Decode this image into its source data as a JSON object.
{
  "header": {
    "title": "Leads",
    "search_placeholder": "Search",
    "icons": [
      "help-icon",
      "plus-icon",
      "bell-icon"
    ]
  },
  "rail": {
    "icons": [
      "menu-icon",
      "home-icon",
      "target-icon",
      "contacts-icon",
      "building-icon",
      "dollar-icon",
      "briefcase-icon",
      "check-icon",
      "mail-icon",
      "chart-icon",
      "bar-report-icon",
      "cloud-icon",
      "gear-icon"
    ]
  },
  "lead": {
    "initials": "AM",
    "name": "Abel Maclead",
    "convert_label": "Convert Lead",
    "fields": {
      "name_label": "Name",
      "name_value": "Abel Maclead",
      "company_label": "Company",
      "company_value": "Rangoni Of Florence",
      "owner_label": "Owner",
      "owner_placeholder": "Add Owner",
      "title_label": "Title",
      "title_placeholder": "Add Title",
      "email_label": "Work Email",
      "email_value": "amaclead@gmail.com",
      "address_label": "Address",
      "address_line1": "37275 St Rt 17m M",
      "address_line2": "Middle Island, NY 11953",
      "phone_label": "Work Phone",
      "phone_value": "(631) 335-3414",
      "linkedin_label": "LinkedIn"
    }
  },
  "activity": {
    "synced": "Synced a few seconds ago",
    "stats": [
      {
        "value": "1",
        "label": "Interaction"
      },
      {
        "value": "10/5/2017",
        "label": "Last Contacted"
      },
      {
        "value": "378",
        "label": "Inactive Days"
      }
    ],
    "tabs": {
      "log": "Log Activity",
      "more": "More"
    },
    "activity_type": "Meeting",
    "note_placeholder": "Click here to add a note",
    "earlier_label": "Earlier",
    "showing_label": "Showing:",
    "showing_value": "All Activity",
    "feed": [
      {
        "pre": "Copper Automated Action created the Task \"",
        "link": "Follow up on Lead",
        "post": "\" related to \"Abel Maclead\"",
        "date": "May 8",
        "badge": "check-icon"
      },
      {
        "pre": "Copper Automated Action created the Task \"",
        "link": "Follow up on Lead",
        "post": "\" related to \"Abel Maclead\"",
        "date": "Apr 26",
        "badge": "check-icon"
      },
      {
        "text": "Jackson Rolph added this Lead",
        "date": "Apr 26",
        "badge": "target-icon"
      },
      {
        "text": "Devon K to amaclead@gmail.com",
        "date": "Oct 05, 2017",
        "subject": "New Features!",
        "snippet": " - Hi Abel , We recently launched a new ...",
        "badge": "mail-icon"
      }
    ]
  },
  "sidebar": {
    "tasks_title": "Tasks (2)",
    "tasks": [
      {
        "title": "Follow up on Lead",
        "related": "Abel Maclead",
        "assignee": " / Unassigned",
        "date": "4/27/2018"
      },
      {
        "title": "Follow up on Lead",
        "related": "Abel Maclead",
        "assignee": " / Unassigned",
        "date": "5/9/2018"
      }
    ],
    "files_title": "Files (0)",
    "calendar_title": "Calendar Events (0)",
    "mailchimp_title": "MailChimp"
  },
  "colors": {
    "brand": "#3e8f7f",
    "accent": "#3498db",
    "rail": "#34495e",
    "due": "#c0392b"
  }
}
***
**Written exercise:**
Return each entry from the material above exactly as it appears.

**Result:**
Decode this image into its source data as a JSON object.
{
  "header": {
    "title": "Leads",
    "search_placeholder": "Search",
    "icons": [
      "help-icon",
      "plus-icon",
      "bell-icon"
    ]
  },
  "rail": {
    "icons": [
      "menu-icon",
      "home-icon",
      "target-icon",
      "contacts-icon",
      "building-icon",
      "dollar-icon",
      "briefcase-icon",
      "check-icon",
      "mail-icon",
      "chart-icon",
      "bar-report-icon",
      "cloud-icon",
      "gear-icon"
    ]
  },
  "lead": {
    "initials": "AM",
    "name": "Abel Maclead",
    "convert_label": "Convert Lead",
    "fields": {
      "name_label": "Name",
      "name_value": "Abel Maclead",
      "company_label": "Company",
      "company_value": "Rangoni Of Florence",
      "owner_label": "Owner",
      "owner_placeholder": "Add Owner",
      "title_label": "Title",
      "title_placeholder": "Add Title",
      "email_label": "Work Email",
      "email_value": "amaclead@gmail.com",
      "address_label": "Address",
      "address_line1": "37275 St Rt 17m M",
      "address_line2": "Middle Island, NY 11953",
      "phone_label": "Work Phone",
      "phone_value": "(631) 335-3414",
      "linkedin_label": "LinkedIn"
    }
  },
  "activity": {
    "synced": "Synced a few seconds ago",
    "stats": [
      {
        "value": "1",
        "label": "Interaction"
      },
      {
        "value": "10/5/2017",
        "label": "Last Contacted"
      },
      {
        "value": "378",
        "label": "Inactive Days"
      }
    ],
    "tabs": {
      "log": "Log Activity",
      "more": "More"
    },
    "activity_type": "Meeting",
    "note_placeholder": "Click here to add a note",
    "earlier_label": "Earlier",
    "showing_label": "Showing:",
    "showing_value": "All Activity",
    "feed": [
      {
        "pre": "Copper Automated Action created the Task \"",
        "link": "Follow up on Lead",
        "post": "\" related to \"Abel Maclead\"",
        "date": "May 8",
        "badge": "check-icon"
      },
      {
        "pre": "Copper Automated Action created the Task \"",
        "link": "Follow up on Lead",
        "post": "\" related to \"Abel Maclead\"",
        "date": "Apr 26",
        "badge": "check-icon"
      },
      {
        "text": "Jackson Rolph added this Lead",
        "date": "Apr 26",
        "badge": "target-icon"
      },
      {
        "text": "Devon K to amaclead@gmail.com",
        "date": "Oct 05, 2017",
        "subject": "New Features!",
        "snippet": " - Hi Abel , We recently launched a new ...",
        "badge": "mail-icon"
      }
    ]
  },
  "sidebar": {
    "tasks_title": "Tasks (2)",
    "tasks": [
      {
        "title": "Follow up on Lead",
        "related": "Abel Maclead",
        "assignee": " / Unassigned",
        "date": "4/27/2018"
      },
      {
        "title": "Follow up on Lead",
        "related": "Abel Maclead",
        "assignee": " / Unassigned",
        "date": "5/9/2018"
      }
    ],
    "files_title": "Files (0)",
    "calendar_title": "Calendar Events (0)",
    "mailchimp_title": "MailChimp"
  },
  "colors": {
    "brand": "#3e8f7f",
    "accent": "#3498db",
    "rail": "#34495e",
    "due": "#c0392b"
  }
}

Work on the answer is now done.